STATED TASK
Skip the pictures and extract all of the lines exactly as written.

--- start ---

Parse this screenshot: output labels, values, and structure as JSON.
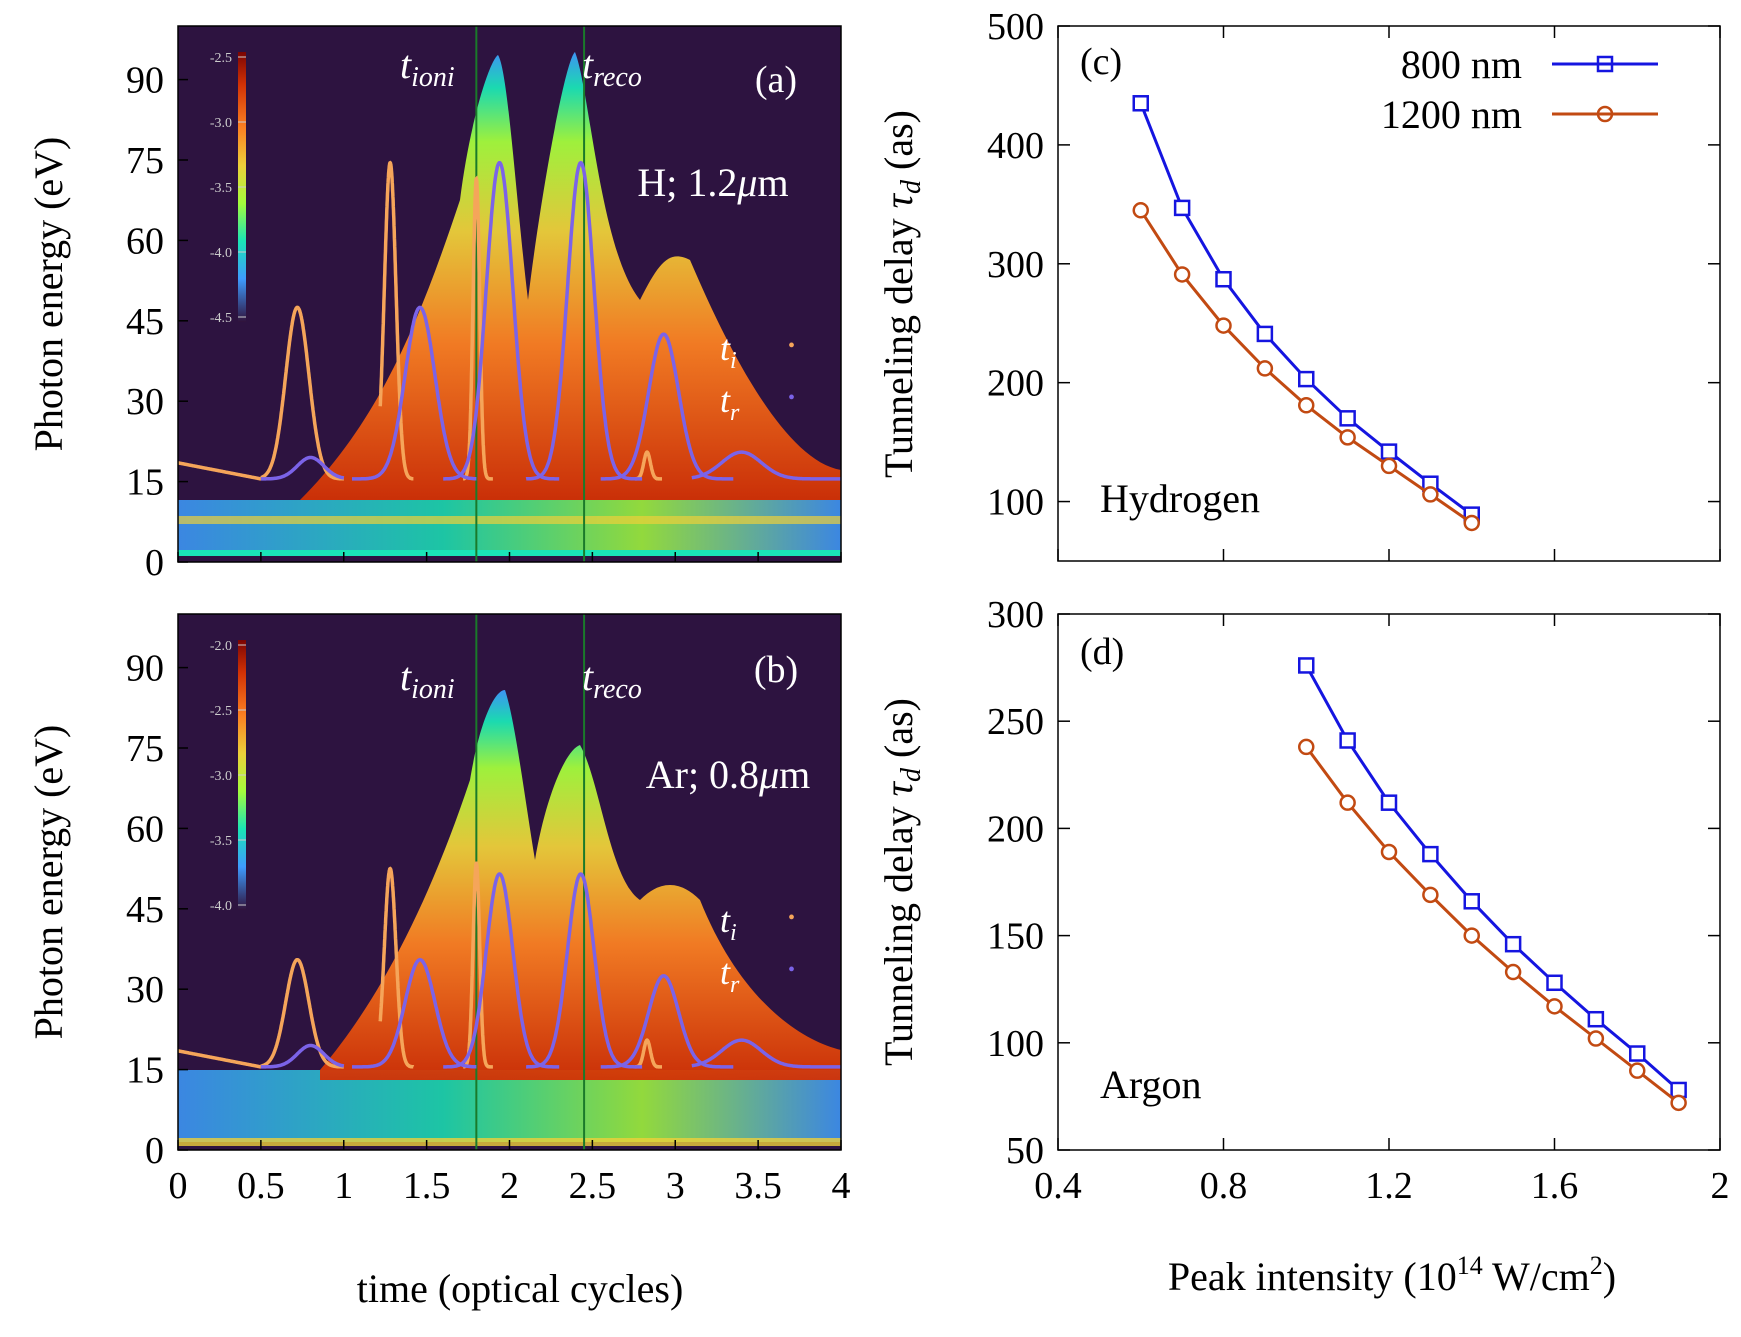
{
  "figure": {
    "left_panels": {
      "time_label": "time (optical cycles)",
      "energy_label": "Photon energy (eV)",
      "x_ticks": [
        "0",
        "0.5",
        "1",
        "1.5",
        "2",
        "2.5",
        "3",
        "3.5",
        "4"
      ],
      "y_ticks": [
        "0",
        "15",
        "30",
        "45",
        "60",
        "75",
        "90"
      ],
      "t_ioni_base": "t",
      "t_ioni_sub": "ioni",
      "t_reco_base": "t",
      "t_reco_sub": "reco",
      "ti_base": "t",
      "ti_sub": "i",
      "tr_base": "t",
      "tr_sub": "r",
      "ti_color": "#f5a55a",
      "tr_color": "#7b63e8"
    },
    "panel_a": {
      "tag": "(a)",
      "label": "H; 1.2",
      "mu": "μ",
      "unit": "m",
      "colorbar_ticks": [
        "-2.5",
        "-3.0",
        "-3.5",
        "-4.0",
        "-4.5"
      ]
    },
    "panel_b": {
      "tag": "(b)",
      "label": "Ar; 0.8",
      "mu": "μ",
      "unit": "m",
      "colorbar_ticks": [
        "-2.0",
        "-2.5",
        "-3.0",
        "-3.5",
        "-4.0"
      ]
    },
    "right_panels": {
      "ylabel_main": "Tunneling delay ",
      "ylabel_tau": "τ",
      "ylabel_sub": "d",
      "ylabel_units": " (as)",
      "xlabel_main": "Peak intensity (10",
      "xlabel_exp": "14",
      "xlabel_mid": " W/cm",
      "xlabel_exp2": "2",
      "xlabel_end": ")",
      "x_ticks": [
        "0.4",
        "0.8",
        "1.2",
        "1.6",
        "2"
      ],
      "legend": [
        "800 nm",
        "1200 nm"
      ],
      "colors": {
        "800 nm": "#1515e0",
        "1200 nm": "#c24a12"
      }
    },
    "panel_c": {
      "tag": "(c)",
      "label": "Hydrogen",
      "y_ticks": [
        "100",
        "200",
        "300",
        "400",
        "500"
      ]
    },
    "panel_d": {
      "tag": "(d)",
      "label": "Argon",
      "y_ticks": [
        "50",
        "100",
        "150",
        "200",
        "250",
        "300"
      ]
    }
  },
  "chart_data": [
    {
      "type": "heatmap",
      "panel": "(a)",
      "title": "H; 1.2μm",
      "xlabel": "time (optical cycles)",
      "ylabel": "Photon energy (eV)",
      "xlim": [
        0,
        4
      ],
      "ylim": [
        0,
        100
      ],
      "colorbar_range": [
        -4.5,
        -2.5
      ],
      "markers": {
        "t_ioni": 1.8,
        "t_reco": 2.45
      },
      "legend": [
        "t_i",
        "t_r"
      ]
    },
    {
      "type": "heatmap",
      "panel": "(b)",
      "title": "Ar; 0.8μm",
      "xlabel": "time (optical cycles)",
      "ylabel": "Photon energy (eV)",
      "xlim": [
        0,
        4
      ],
      "ylim": [
        0,
        100
      ],
      "colorbar_range": [
        -4.0,
        -2.0
      ],
      "markers": {
        "t_ioni": 1.8,
        "t_reco": 2.45
      },
      "legend": [
        "t_i",
        "t_r"
      ]
    },
    {
      "type": "line",
      "panel": "(c)",
      "label": "Hydrogen",
      "xlabel": "Peak intensity (10^14 W/cm^2)",
      "ylabel": "Tunneling delay τ_d (as)",
      "xlim": [
        0.4,
        2.0
      ],
      "ylim": [
        50,
        500
      ],
      "series": [
        {
          "name": "800 nm",
          "marker": "square",
          "x": [
            0.6,
            0.7,
            0.8,
            0.9,
            1.0,
            1.1,
            1.2,
            1.3,
            1.4
          ],
          "y": [
            435,
            347,
            287,
            241,
            203,
            170,
            142,
            115,
            89
          ]
        },
        {
          "name": "1200 nm",
          "marker": "circle",
          "x": [
            0.6,
            0.7,
            0.8,
            0.9,
            1.0,
            1.1,
            1.2,
            1.3,
            1.4
          ],
          "y": [
            345,
            291,
            248,
            212,
            181,
            154,
            130,
            106,
            82
          ]
        }
      ]
    },
    {
      "type": "line",
      "panel": "(d)",
      "label": "Argon",
      "xlabel": "Peak intensity (10^14 W/cm^2)",
      "ylabel": "Tunneling delay τ_d (as)",
      "xlim": [
        0.4,
        2.0
      ],
      "ylim": [
        50,
        300
      ],
      "series": [
        {
          "name": "800 nm",
          "marker": "square",
          "x": [
            1.0,
            1.1,
            1.2,
            1.3,
            1.4,
            1.5,
            1.6,
            1.7,
            1.8,
            1.9
          ],
          "y": [
            276,
            241,
            212,
            188,
            166,
            146,
            128,
            111,
            95,
            78
          ]
        },
        {
          "name": "1200 nm",
          "marker": "circle",
          "x": [
            1.0,
            1.1,
            1.2,
            1.3,
            1.4,
            1.5,
            1.6,
            1.7,
            1.8,
            1.9
          ],
          "y": [
            238,
            212,
            189,
            169,
            150,
            133,
            117,
            102,
            87,
            72
          ]
        }
      ]
    }
  ]
}
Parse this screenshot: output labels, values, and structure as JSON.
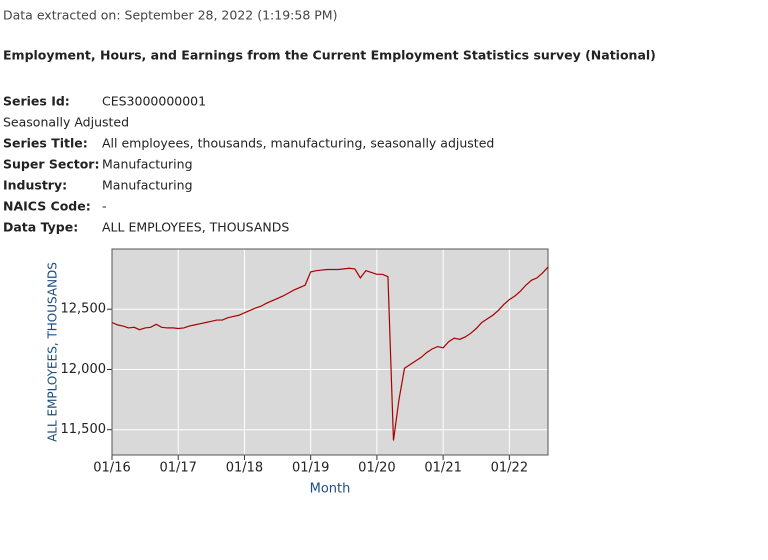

--- end ---

THE RESPONSE
Parse this screenshot: output labels, values, and structure as JSON.
{
  "figure": {
    "left_panels": {
      "time_label": "time (optical cycles)",
      "energy_label": "Photon energy (eV)",
      "x_ticks": [
        "0",
        "0.5",
        "1",
        "1.5",
        "2",
        "2.5",
        "3",
        "3.5",
        "4"
      ],
      "y_ticks": [
        "0",
        "15",
        "30",
        "45",
        "60",
        "75",
        "90"
      ],
      "t_ioni_base": "t",
      "t_ioni_sub": "ioni",
      "t_reco_base": "t",
      "t_reco_sub": "reco",
      "ti_base": "t",
      "ti_sub": "i",
      "tr_base": "t",
      "tr_sub": "r",
      "ti_color": "#f5a55a",
      "tr_color": "#7b63e8"
    },
    "panel_a": {
      "tag": "(a)",
      "label": "H; 1.2",
      "mu": "μ",
      "unit": "m",
      "colorbar_ticks": [
        "-2.5",
        "-3.0",
        "-3.5",
        "-4.0",
        "-4.5"
      ]
    },
    "panel_b": {
      "tag": "(b)",
      "label": "Ar; 0.8",
      "mu": "μ",
      "unit": "m",
      "colorbar_ticks": [
        "-2.0",
        "-2.5",
        "-3.0",
        "-3.5",
        "-4.0"
      ]
    },
    "right_panels": {
      "ylabel_main": "Tunneling delay ",
      "ylabel_tau": "τ",
      "ylabel_sub": "d",
      "ylabel_units": " (as)",
      "xlabel_main": "Peak intensity (10",
      "xlabel_exp": "14",
      "xlabel_mid": " W/cm",
      "xlabel_exp2": "2",
      "xlabel_end": ")",
      "x_ticks": [
        "0.4",
        "0.8",
        "1.2",
        "1.6",
        "2"
      ],
      "legend": [
        "800 nm",
        "1200 nm"
      ],
      "colors": {
        "800 nm": "#1515e0",
        "1200 nm": "#c24a12"
      }
    },
    "panel_c": {
      "tag": "(c)",
      "label": "Hydrogen",
      "y_ticks": [
        "100",
        "200",
        "300",
        "400",
        "500"
      ]
    },
    "panel_d": {
      "tag": "(d)",
      "label": "Argon",
      "y_ticks": [
        "50",
        "100",
        "150",
        "200",
        "250",
        "300"
      ]
    }
  },
  "chart_data": [
    {
      "type": "heatmap",
      "panel": "(a)",
      "title": "H; 1.2μm",
      "xlabel": "time (optical cycles)",
      "ylabel": "Photon energy (eV)",
      "xlim": [
        0,
        4
      ],
      "ylim": [
        0,
        100
      ],
      "colorbar_range": [
        -4.5,
        -2.5
      ],
      "markers": {
        "t_ioni": 1.8,
        "t_reco": 2.45
      },
      "legend": [
        "t_i",
        "t_r"
      ]
    },
    {
      "type": "heatmap",
      "panel": "(b)",
      "title": "Ar; 0.8μm",
      "xlabel": "time (optical cycles)",
      "ylabel": "Photon energy (eV)",
      "xlim": [
        0,
        4
      ],
      "ylim": [
        0,
        100
      ],
      "colorbar_range": [
        -4.0,
        -2.0
      ],
      "markers": {
        "t_ioni": 1.8,
        "t_reco": 2.45
      },
      "legend": [
        "t_i",
        "t_r"
      ]
    },
    {
      "type": "line",
      "panel": "(c)",
      "label": "Hydrogen",
      "xlabel": "Peak intensity (10^14 W/cm^2)",
      "ylabel": "Tunneling delay τ_d (as)",
      "xlim": [
        0.4,
        2.0
      ],
      "ylim": [
        50,
        500
      ],
      "series": [
        {
          "name": "800 nm",
          "marker": "square",
          "x": [
            0.6,
            0.7,
            0.8,
            0.9,
            1.0,
            1.1,
            1.2,
            1.3,
            1.4
          ],
          "y": [
            435,
            347,
            287,
            241,
            203,
            170,
            142,
            115,
            89
          ]
        },
        {
          "name": "1200 nm",
          "marker": "circle",
          "x": [
            0.6,
            0.7,
            0.8,
            0.9,
            1.0,
            1.1,
            1.2,
            1.3,
            1.4
          ],
          "y": [
            345,
            291,
            248,
            212,
            181,
            154,
            130,
            106,
            82
          ]
        }
      ]
    },
    {
      "type": "line",
      "panel": "(d)",
      "label": "Argon",
      "xlabel": "Peak intensity (10^14 W/cm^2)",
      "ylabel": "Tunneling delay τ_d (as)",
      "xlim": [
        0.4,
        2.0
      ],
      "ylim": [
        50,
        300
      ],
      "series": [
        {
          "name": "800 nm",
          "marker": "square",
          "x": [
            1.0,
            1.1,
            1.2,
            1.3,
            1.4,
            1.5,
            1.6,
            1.7,
            1.8,
            1.9
          ],
          "y": [
            276,
            241,
            212,
            188,
            166,
            146,
            128,
            111,
            95,
            78
          ]
        },
        {
          "name": "1200 nm",
          "marker": "circle",
          "x": [
            1.0,
            1.1,
            1.2,
            1.3,
            1.4,
            1.5,
            1.6,
            1.7,
            1.8,
            1.9
          ],
          "y": [
            238,
            212,
            189,
            169,
            150,
            133,
            117,
            102,
            87,
            72
          ]
        }
      ]
    }
  ]
}
Parse this screenshot: output labels, values, and structure as JSON.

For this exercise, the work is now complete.